(PARA RESOLVER):
1. Diga se cada afirmação concorda com o texto sobre os protestos de 2013, respondendo sim ou não e citando as palavras do texto que decidem. (a) Os protestos começaram por causa de um aumento de 20 centavos na tarifa de ônibus em São Paulo. (b) As manifestações foram organizadas de cima para baixo por partidos e sindicatos. (c) A aprovação do governo de Dilma Rousseff caiu 27 pontos.
2. Transcreva do texto sobre os protestos de 2013 tudo o que vai de “Atônita, a então” até “políticos e éticos.”.

(TEXTO):
* * *
2013: não foi só por 20 centavos

Há dez anos inaugurava-se no Brasil uma nova forma de mobilização, com as jornadas que reuniram multidões em diversas cidades do país. Fenômeno semelhante tinha acontecido antes, com a chamada “Primavera Árabe” e os “Indignados” na Espanha. Em comum, tais movimentos fugiram do escopo das manifestações tradicionais, organizadas de forma vertical por partidos políticos, sindicatos ou movimentos sociais, na maioria das vezes de esquerda. O novo fenômeno foi chamado de “enxameamento”, porque as pessoas saiam espontaneamente das redes sociais para as ruas, sem estruturas hierarquizadas e de forma horizontal.

Sua eclosão no Brasil teve como gatilho um aumento de 20 centavos na tarifa de ônibus na cidade de São Paulo, então governada pelo hoje ministro Fernando Haddad. Rapidamente as manifestações se espraiaram pelo país, com um leque bem mais amplo, tendo como eixo exigir serviços públicos de qualidade. A esquerda, até então detentora do monopólio das ruas, foi surpreendida pela multidão que coloriu as avenidas do país. De estilingue passou a ser vidraça. O Partido dos Trabalhadores estava no poder. No plano federal e na capital paulista.

Atônita, a então presidente Dilma Rousseff esboçou cinco pactos nacionais, prometendo investimentos na saúde, na educação, nos transportes, reforma política e combate à corrupção. Foram promessas levadas pelo vento. A presidente – como seu partido – não entendeu o recado das ruas e a aprovação do seu governo despencou 27 pontos.

Dez anos depois, a esquerda parece ainda não ter entendido os acontecimentos daquela época. Ao longo do tempo foi construindo uma narrativa, comprada por parte da comunidade acadêmica, segundo a qual junho de 2013 foi o ovo da serpente. Nele já estariam encapsulados os germens do impeachment de Dilma, da prisão de Lula e, por fim, da eleição de Bolsonaro, cinco anos depois.  A alegada linha direta entre esses fatos cai como uma luva para uma esquerda eternamente indisposta a fazer o acerto de contas com seus erros econômicos, políticos e éticos.
* * *
(DADOS FORNECIDOS):
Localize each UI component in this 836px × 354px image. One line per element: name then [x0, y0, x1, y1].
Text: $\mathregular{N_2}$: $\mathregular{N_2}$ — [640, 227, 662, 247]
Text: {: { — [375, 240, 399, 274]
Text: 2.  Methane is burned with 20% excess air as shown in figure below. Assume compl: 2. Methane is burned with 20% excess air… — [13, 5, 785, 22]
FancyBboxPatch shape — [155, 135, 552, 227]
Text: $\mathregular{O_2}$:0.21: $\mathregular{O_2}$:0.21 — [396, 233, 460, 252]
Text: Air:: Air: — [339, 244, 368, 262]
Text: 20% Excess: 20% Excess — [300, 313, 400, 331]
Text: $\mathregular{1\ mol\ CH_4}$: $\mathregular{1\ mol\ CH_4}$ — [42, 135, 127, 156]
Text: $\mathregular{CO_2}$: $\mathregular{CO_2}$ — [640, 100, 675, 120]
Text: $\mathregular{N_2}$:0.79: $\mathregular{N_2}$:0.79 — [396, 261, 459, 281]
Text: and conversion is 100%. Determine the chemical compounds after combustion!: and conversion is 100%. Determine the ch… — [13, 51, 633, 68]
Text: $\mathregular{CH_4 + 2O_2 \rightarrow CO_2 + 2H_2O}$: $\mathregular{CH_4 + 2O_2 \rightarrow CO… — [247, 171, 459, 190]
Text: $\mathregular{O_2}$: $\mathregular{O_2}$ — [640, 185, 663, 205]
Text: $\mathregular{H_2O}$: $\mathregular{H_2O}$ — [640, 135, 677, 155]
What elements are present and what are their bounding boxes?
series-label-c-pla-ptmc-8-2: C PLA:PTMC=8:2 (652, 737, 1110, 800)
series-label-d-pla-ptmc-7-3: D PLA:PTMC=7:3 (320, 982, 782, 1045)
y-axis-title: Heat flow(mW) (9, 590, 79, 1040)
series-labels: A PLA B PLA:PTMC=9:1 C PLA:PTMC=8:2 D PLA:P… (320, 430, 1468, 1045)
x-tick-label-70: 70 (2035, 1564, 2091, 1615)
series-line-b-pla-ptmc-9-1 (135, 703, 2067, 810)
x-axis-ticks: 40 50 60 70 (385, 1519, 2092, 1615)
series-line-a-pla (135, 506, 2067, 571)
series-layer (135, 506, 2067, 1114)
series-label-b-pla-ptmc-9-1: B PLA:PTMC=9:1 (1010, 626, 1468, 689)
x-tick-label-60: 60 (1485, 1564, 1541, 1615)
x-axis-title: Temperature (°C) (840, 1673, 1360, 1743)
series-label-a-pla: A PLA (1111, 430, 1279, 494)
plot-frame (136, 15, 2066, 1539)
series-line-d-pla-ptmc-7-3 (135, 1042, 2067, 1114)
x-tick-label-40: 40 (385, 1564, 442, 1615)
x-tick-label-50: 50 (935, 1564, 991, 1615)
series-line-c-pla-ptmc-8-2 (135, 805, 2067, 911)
* * *
(CONJUNTO DE RESPOSTAS):
1.
(a) Sim: “teve como gatilho um aumento de 20 centavos na tarifa de ônibus na cidade de São Paulo”.
(b) Não: “as pessoas saiam espontaneamente das redes sociais para as ruas, sem estruturas hierarquizadas e de forma horizontal”.
(c) Sim: “a aprovação do seu governo despencou 27 pontos”.

2.
Atônita, a então presidente Dilma Rousseff esboçou cinco pactos nacionais, prometendo investimentos na saúde, na educação, nos transportes, reforma política e combate à corrupção. Foram promessas levadas pelo vento. A presidente – como seu partido – não entendeu o recado das ruas e a aprovação do seu governo despencou 27 pontos.

Dez anos depois, a esquerda parece ainda não ter entendido os acontecimentos daquela época. Ao longo do tempo foi construindo uma narrativa, comprada por parte da comunidade acadêmica, segundo a qual junho de 2013 foi o ovo da serpente. Nele já estariam encapsulados os germens do impeachment de Dilma, da prisão de Lula e, por fim, da eleição de Bolsonaro, cinco anos depois.  A alegada linha direta entre esses fatos cai como uma luva para uma esquerda eternamente indisposta a fazer o acerto de contas com seus erros econômicos, políticos e éticos.